Saved data entries

┌──

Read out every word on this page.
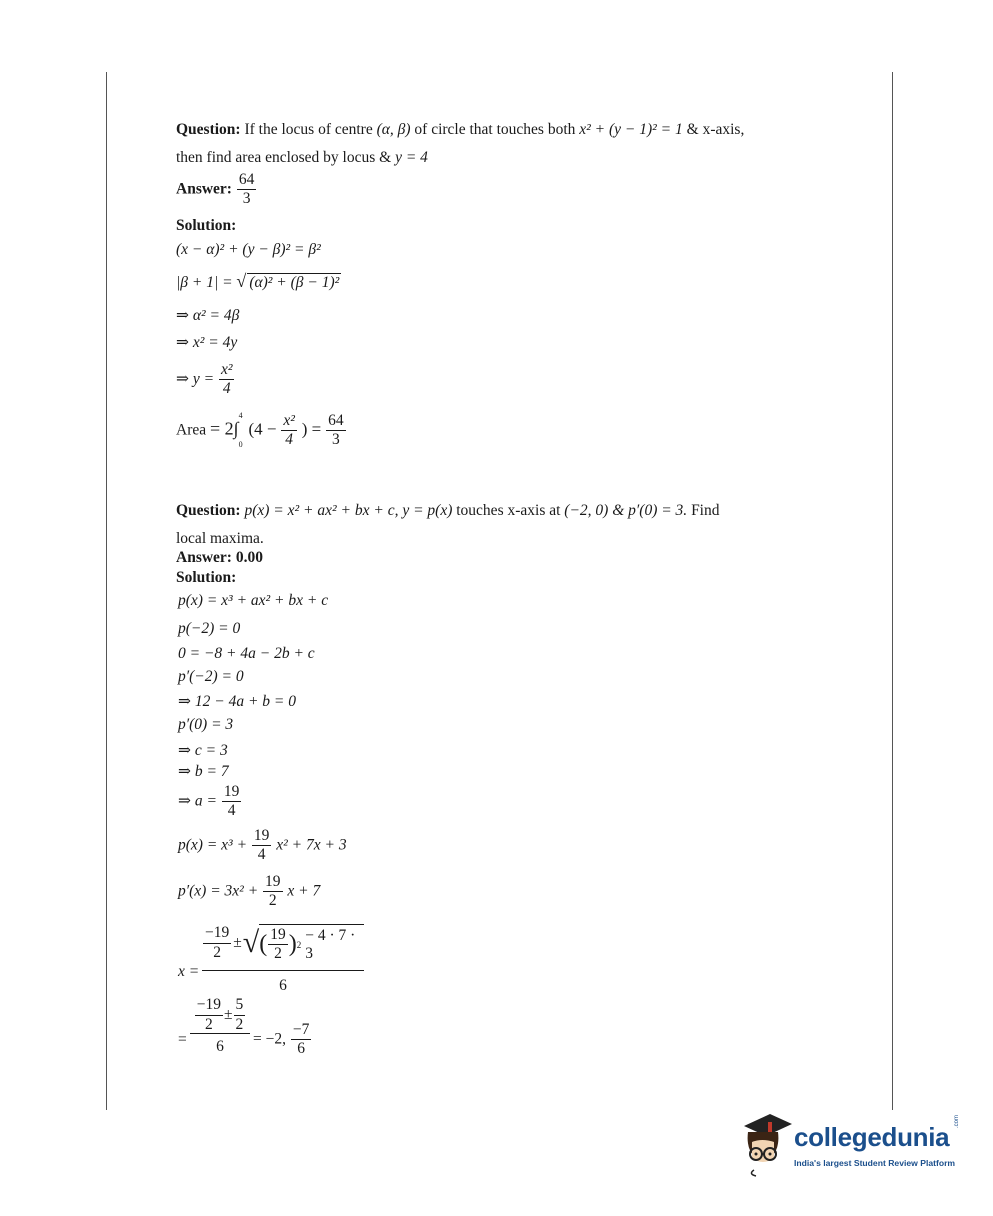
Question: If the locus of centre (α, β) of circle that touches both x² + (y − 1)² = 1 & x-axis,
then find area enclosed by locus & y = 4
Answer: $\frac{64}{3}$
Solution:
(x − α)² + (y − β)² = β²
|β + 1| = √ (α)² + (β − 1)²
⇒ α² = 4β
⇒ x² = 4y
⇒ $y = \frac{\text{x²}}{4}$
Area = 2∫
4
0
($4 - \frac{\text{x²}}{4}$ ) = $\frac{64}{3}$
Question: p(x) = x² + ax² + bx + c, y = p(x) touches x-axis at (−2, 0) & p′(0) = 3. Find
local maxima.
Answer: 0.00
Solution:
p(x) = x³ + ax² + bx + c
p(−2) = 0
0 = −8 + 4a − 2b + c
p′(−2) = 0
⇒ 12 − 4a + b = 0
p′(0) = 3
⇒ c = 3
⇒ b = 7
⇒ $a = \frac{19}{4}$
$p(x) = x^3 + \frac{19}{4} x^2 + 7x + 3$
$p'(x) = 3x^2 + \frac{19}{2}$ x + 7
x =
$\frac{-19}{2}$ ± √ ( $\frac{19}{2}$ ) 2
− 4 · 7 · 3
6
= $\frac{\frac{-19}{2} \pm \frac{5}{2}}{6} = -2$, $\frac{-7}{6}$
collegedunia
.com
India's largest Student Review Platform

└──

> TASK GOAL: Without the pictures, restate all of the entries above verbatim.

> COMPLETED TASK:
Read out every word on this page.
Question: If the locus of centre (α, β) of circle that touches both x² + (y − 1)² = 1 & x-axis,
then find area enclosed by locus & y = 4
Answer: $\frac{64}{3}$
Solution:
(x − α)² + (y − β)² = β²
|β + 1| = √ (α)² + (β − 1)²
⇒ α² = 4β
⇒ x² = 4y
⇒ $y = \frac{\text{x²}}{4}$
Area = 2∫
4
0
($4 - \frac{\text{x²}}{4}$ ) = $\frac{64}{3}$
Question: p(x) = x² + ax² + bx + c, y = p(x) touches x-axis at (−2, 0) & p′(0) = 3. Find
local maxima.
Answer: 0.00
Solution:
p(x) = x³ + ax² + bx + c
p(−2) = 0
0 = −8 + 4a − 2b + c
p′(−2) = 0
⇒ 12 − 4a + b = 0
p′(0) = 3
⇒ c = 3
⇒ b = 7
⇒ $a = \frac{19}{4}$
$p(x) = x^3 + \frac{19}{4} x^2 + 7x + 3$
$p'(x) = 3x^2 + \frac{19}{2}$ x + 7
x =
$\frac{-19}{2}$ ± √ ( $\frac{19}{2}$ ) 2
− 4 · 7 · 3
6
= $\frac{\frac{-19}{2} \pm \frac{5}{2}}{6} = -2$, $\frac{-7}{6}$
collegedunia
.com
India's largest Student Review Platform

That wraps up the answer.